EXERCISE GOAL: Change every occurrence of "Save tool options on exit" to "Keep tool options on exit" in the items below. Reproduce all other text unchanged.
====== SOURCE DATA
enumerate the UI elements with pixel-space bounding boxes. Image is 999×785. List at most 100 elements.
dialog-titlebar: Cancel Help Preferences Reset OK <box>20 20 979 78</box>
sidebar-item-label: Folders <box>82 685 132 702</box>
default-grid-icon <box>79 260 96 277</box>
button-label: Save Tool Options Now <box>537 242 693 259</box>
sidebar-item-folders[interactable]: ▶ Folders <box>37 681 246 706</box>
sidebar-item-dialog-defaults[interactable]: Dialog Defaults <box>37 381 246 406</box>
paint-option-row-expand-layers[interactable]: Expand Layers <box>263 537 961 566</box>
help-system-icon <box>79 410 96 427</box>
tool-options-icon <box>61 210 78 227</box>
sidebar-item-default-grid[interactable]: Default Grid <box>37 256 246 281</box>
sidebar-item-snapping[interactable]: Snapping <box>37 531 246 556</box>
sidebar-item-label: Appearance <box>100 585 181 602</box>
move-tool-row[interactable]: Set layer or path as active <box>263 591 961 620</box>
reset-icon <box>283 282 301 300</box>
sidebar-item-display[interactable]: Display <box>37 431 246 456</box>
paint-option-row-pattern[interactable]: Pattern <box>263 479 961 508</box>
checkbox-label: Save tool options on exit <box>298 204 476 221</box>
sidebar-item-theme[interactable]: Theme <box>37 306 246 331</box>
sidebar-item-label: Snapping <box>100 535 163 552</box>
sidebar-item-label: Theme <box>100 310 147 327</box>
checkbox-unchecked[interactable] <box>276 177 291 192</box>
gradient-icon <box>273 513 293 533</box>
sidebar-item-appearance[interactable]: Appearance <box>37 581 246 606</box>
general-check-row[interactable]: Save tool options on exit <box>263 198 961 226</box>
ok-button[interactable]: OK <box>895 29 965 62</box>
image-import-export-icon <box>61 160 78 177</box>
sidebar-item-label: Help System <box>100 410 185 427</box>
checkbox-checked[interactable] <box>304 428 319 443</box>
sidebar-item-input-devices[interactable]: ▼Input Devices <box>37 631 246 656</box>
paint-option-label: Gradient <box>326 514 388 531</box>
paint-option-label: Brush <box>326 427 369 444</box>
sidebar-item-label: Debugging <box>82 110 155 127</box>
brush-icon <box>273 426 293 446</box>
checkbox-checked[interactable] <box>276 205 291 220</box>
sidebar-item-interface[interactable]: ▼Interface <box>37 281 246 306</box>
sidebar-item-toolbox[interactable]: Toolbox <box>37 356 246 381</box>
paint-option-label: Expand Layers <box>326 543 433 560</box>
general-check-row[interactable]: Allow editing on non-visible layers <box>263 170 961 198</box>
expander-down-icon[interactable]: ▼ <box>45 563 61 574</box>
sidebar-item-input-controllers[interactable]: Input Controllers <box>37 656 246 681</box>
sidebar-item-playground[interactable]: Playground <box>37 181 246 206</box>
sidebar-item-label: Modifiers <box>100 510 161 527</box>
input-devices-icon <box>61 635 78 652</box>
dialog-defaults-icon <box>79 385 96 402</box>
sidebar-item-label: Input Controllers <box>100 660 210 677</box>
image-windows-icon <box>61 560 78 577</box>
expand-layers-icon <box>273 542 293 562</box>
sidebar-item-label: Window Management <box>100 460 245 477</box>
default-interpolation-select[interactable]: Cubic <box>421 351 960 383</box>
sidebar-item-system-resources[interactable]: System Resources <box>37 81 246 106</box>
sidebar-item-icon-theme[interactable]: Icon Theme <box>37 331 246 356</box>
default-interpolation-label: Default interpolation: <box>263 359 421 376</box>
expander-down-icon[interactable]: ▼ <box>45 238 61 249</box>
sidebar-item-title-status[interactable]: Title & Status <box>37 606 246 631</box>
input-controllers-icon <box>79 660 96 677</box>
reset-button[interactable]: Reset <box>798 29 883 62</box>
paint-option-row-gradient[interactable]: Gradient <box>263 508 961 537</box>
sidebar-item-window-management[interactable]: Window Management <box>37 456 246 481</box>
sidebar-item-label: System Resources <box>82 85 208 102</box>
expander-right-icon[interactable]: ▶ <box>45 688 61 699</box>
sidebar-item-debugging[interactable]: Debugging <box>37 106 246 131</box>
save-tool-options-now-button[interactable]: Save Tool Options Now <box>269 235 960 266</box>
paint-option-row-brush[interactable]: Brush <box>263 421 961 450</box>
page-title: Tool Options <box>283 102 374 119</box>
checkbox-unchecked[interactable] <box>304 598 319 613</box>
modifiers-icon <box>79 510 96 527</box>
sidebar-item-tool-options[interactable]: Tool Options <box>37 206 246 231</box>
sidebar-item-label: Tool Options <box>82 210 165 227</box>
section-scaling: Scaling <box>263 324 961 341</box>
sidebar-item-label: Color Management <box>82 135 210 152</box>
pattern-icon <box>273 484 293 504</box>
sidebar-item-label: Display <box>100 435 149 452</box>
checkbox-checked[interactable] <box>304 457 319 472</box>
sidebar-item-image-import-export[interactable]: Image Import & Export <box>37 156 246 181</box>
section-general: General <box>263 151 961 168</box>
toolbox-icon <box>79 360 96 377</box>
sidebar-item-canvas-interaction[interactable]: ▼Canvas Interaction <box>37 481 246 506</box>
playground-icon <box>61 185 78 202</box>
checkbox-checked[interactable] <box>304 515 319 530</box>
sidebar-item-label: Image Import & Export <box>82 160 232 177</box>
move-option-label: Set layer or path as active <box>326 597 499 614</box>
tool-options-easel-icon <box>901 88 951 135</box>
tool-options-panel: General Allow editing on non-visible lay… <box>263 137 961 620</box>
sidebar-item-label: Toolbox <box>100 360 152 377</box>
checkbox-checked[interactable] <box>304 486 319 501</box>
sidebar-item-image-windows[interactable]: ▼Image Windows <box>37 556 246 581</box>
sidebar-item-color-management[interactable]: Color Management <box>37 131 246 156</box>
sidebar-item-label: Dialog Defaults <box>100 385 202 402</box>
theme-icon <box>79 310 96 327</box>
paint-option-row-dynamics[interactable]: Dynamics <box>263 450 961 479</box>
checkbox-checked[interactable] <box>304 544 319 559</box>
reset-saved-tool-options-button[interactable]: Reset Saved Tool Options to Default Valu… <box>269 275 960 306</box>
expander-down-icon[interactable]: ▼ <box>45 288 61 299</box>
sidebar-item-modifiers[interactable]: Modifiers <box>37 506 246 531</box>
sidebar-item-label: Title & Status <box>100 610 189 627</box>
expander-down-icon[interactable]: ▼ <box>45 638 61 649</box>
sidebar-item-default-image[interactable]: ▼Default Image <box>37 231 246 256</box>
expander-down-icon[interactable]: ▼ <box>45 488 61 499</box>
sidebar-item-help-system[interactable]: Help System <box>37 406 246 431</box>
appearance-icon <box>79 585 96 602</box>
============
TASK SOLUTION:
enumerate the UI elements with pixel-space bounding boxes. Image is 999×785. List at most 100 elements.
dialog-titlebar: Cancel Help Preferences Reset OK <box>20 20 979 78</box>
sidebar-item-label: Folders <box>82 685 132 702</box>
default-grid-icon <box>79 260 96 277</box>
button-label: Save Tool Options Now <box>537 242 693 259</box>
sidebar-item-folders[interactable]: ▶ Folders <box>37 681 246 706</box>
sidebar-item-dialog-defaults[interactable]: Dialog Defaults <box>37 381 246 406</box>
paint-option-row-expand-layers[interactable]: Expand Layers <box>263 537 961 566</box>
help-system-icon <box>79 410 96 427</box>
tool-options-icon <box>61 210 78 227</box>
sidebar-item-default-grid[interactable]: Default Grid <box>37 256 246 281</box>
sidebar-item-snapping[interactable]: Snapping <box>37 531 246 556</box>
sidebar-item-label: Appearance <box>100 585 181 602</box>
move-tool-row[interactable]: Set layer or path as active <box>263 591 961 620</box>
reset-icon <box>283 282 301 300</box>
sidebar-item-display[interactable]: Display <box>37 431 246 456</box>
paint-option-row-pattern[interactable]: Pattern <box>263 479 961 508</box>
checkbox-label: Keep tool options on exit <box>298 204 476 221</box>
sidebar-item-theme[interactable]: Theme <box>37 306 246 331</box>
sidebar-item-label: Snapping <box>100 535 163 552</box>
sidebar-item-label: Theme <box>100 310 147 327</box>
checkbox-unchecked[interactable] <box>276 177 291 192</box>
gradient-icon <box>273 513 293 533</box>
sidebar-item-appearance[interactable]: Appearance <box>37 581 246 606</box>
general-check-row[interactable]: Keep tool options on exit <box>263 198 961 226</box>
ok-button[interactable]: OK <box>895 29 965 62</box>
image-import-export-icon <box>61 160 78 177</box>
sidebar-item-label: Help System <box>100 410 185 427</box>
checkbox-checked[interactable] <box>304 428 319 443</box>
sidebar-item-input-devices[interactable]: ▼Input Devices <box>37 631 246 656</box>
paint-option-label: Gradient <box>326 514 388 531</box>
paint-option-label: Brush <box>326 427 369 444</box>
sidebar-item-label: Debugging <box>82 110 155 127</box>
brush-icon <box>273 426 293 446</box>
checkbox-checked[interactable] <box>276 205 291 220</box>
sidebar-item-interface[interactable]: ▼Interface <box>37 281 246 306</box>
sidebar-item-toolbox[interactable]: Toolbox <box>37 356 246 381</box>
paint-option-label: Expand Layers <box>326 543 433 560</box>
general-check-row[interactable]: Allow editing on non-visible layers <box>263 170 961 198</box>
expander-down-icon[interactable]: ▼ <box>45 563 61 574</box>
sidebar-item-input-controllers[interactable]: Input Controllers <box>37 656 246 681</box>
sidebar-item-playground[interactable]: Playground <box>37 181 246 206</box>
sidebar-item-label: Modifiers <box>100 510 161 527</box>
input-devices-icon <box>61 635 78 652</box>
dialog-defaults-icon <box>79 385 96 402</box>
sidebar-item-label: Input Controllers <box>100 660 210 677</box>
image-windows-icon <box>61 560 78 577</box>
expand-layers-icon <box>273 542 293 562</box>
sidebar-item-label: Window Management <box>100 460 245 477</box>
default-interpolation-select[interactable]: Cubic <box>421 351 960 383</box>
sidebar-item-system-resources[interactable]: System Resources <box>37 81 246 106</box>
sidebar-item-icon-theme[interactable]: Icon Theme <box>37 331 246 356</box>
default-interpolation-label: Default interpolation: <box>263 359 421 376</box>
expander-down-icon[interactable]: ▼ <box>45 238 61 249</box>
sidebar-item-title-status[interactable]: Title & Status <box>37 606 246 631</box>
input-controllers-icon <box>79 660 96 677</box>
reset-button[interactable]: Reset <box>798 29 883 62</box>
paint-option-row-gradient[interactable]: Gradient <box>263 508 961 537</box>
sidebar-item-window-management[interactable]: Window Management <box>37 456 246 481</box>
sidebar-item-label: System Resources <box>82 85 208 102</box>
expander-right-icon[interactable]: ▶ <box>45 688 61 699</box>
sidebar-item-debugging[interactable]: Debugging <box>37 106 246 131</box>
save-tool-options-now-button[interactable]: Save Tool Options Now <box>269 235 960 266</box>
paint-option-row-brush[interactable]: Brush <box>263 421 961 450</box>
page-title: Tool Options <box>283 102 374 119</box>
checkbox-unchecked[interactable] <box>304 598 319 613</box>
modifiers-icon <box>79 510 96 527</box>
sidebar-item-tool-options[interactable]: Tool Options <box>37 206 246 231</box>
sidebar-item-label: Tool Options <box>82 210 165 227</box>
section-scaling: Scaling <box>263 324 961 341</box>
sidebar-item-label: Color Management <box>82 135 210 152</box>
pattern-icon <box>273 484 293 504</box>
sidebar-item-label: Display <box>100 435 149 452</box>
checkbox-checked[interactable] <box>304 457 319 472</box>
sidebar-item-image-import-export[interactable]: Image Import & Export <box>37 156 246 181</box>
section-general: General <box>263 151 961 168</box>
toolbox-icon <box>79 360 96 377</box>
sidebar-item-canvas-interaction[interactable]: ▼Canvas Interaction <box>37 481 246 506</box>
playground-icon <box>61 185 78 202</box>
checkbox-checked[interactable] <box>304 515 319 530</box>
sidebar-item-label: Image Import & Export <box>82 160 232 177</box>
move-option-label: Set layer or path as active <box>326 597 499 614</box>
tool-options-easel-icon <box>901 88 951 135</box>
tool-options-panel: General Allow editing on non-visible lay… <box>263 137 961 620</box>
sidebar-item-label: Toolbox <box>100 360 152 377</box>
checkbox-checked[interactable] <box>304 486 319 501</box>
sidebar-item-image-windows[interactable]: ▼Image Windows <box>37 556 246 581</box>
sidebar-item-color-management[interactable]: Color Management <box>37 131 246 156</box>
sidebar-item-label: Dialog Defaults <box>100 385 202 402</box>
theme-icon <box>79 310 96 327</box>
paint-option-row-dynamics[interactable]: Dynamics <box>263 450 961 479</box>
checkbox-checked[interactable] <box>304 544 319 559</box>
reset-saved-tool-options-button[interactable]: Reset Saved Tool Options to Default Valu… <box>269 275 960 306</box>
expander-down-icon[interactable]: ▼ <box>45 288 61 299</box>
sidebar-item-modifiers[interactable]: Modifiers <box>37 506 246 531</box>
sidebar-item-label: Title & Status <box>100 610 189 627</box>
expander-down-icon[interactable]: ▼ <box>45 638 61 649</box>
sidebar-item-default-image[interactable]: ▼Default Image <box>37 231 246 256</box>
expander-down-icon[interactable]: ▼ <box>45 488 61 499</box>
sidebar-item-help-system[interactable]: Help System <box>37 406 246 431</box>
appearance-icon <box>79 585 96 602</box>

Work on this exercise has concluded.